- **YOUR TASK**
Type out all the records word for word. Any pictures are to be left out.

- **RAW DATA**
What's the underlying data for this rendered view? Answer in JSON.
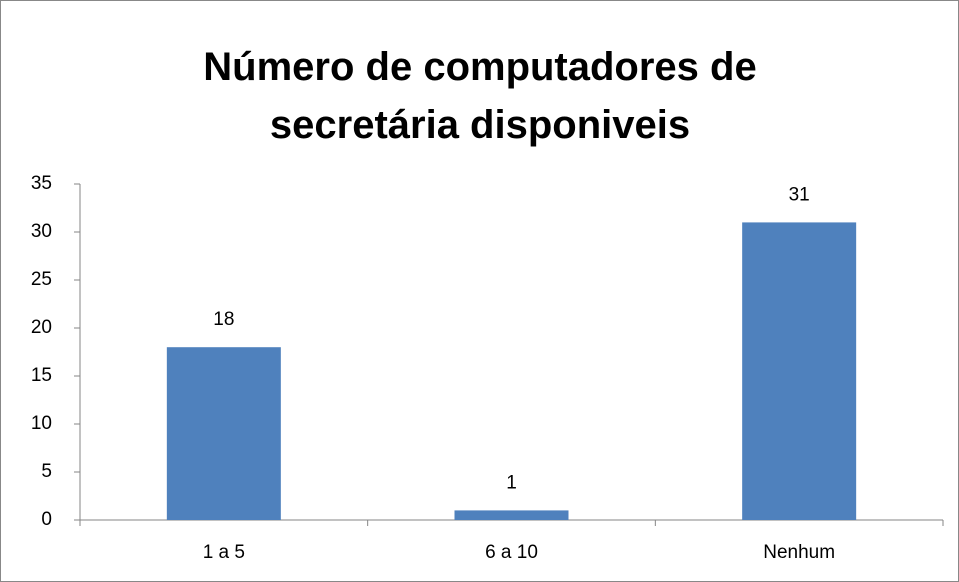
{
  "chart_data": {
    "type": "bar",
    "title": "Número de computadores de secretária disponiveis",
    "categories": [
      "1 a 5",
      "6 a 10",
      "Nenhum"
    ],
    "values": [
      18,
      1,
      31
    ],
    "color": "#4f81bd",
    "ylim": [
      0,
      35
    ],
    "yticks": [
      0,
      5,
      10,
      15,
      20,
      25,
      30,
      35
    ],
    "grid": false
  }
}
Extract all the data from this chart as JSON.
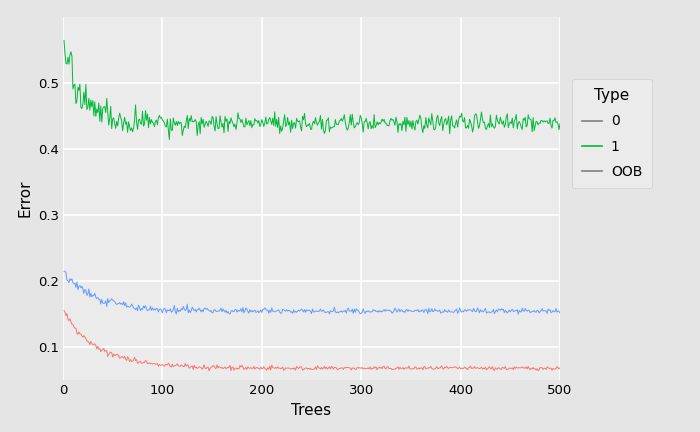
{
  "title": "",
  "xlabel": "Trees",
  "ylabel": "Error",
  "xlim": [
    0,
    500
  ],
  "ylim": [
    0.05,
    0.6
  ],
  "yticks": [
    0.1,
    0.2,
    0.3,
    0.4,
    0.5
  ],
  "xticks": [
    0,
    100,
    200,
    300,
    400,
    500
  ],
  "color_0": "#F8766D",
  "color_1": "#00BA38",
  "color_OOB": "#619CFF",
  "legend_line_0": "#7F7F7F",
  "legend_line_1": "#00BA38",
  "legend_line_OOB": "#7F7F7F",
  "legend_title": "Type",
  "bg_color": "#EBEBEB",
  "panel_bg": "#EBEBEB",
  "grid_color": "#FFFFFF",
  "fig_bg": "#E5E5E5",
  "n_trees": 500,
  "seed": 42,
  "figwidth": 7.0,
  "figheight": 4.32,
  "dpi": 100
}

- **TASK SOLUTION**
What's the underlying data for this rendered view? Answer in JSON.
{
  "chart_data": {
    "type": "bar",
    "title": "Número de computadores de secretária disponiveis",
    "categories": [
      "1 a 5",
      "6 a 10",
      "Nenhum"
    ],
    "values": [
      18,
      1,
      31
    ],
    "color": "#4f81bd",
    "ylim": [
      0,
      35
    ],
    "yticks": [
      0,
      5,
      10,
      15,
      20,
      25,
      30,
      35
    ],
    "grid": false
  }
}
Extract all the data from this chart as JSON.
{
  "title": "",
  "xlabel": "Trees",
  "ylabel": "Error",
  "xlim": [
    0,
    500
  ],
  "ylim": [
    0.05,
    0.6
  ],
  "yticks": [
    0.1,
    0.2,
    0.3,
    0.4,
    0.5
  ],
  "xticks": [
    0,
    100,
    200,
    300,
    400,
    500
  ],
  "color_0": "#F8766D",
  "color_1": "#00BA38",
  "color_OOB": "#619CFF",
  "legend_line_0": "#7F7F7F",
  "legend_line_1": "#00BA38",
  "legend_line_OOB": "#7F7F7F",
  "legend_title": "Type",
  "bg_color": "#EBEBEB",
  "panel_bg": "#EBEBEB",
  "grid_color": "#FFFFFF",
  "fig_bg": "#E5E5E5",
  "n_trees": 500,
  "seed": 42,
  "figwidth": 7.0,
  "figheight": 4.32,
  "dpi": 100
}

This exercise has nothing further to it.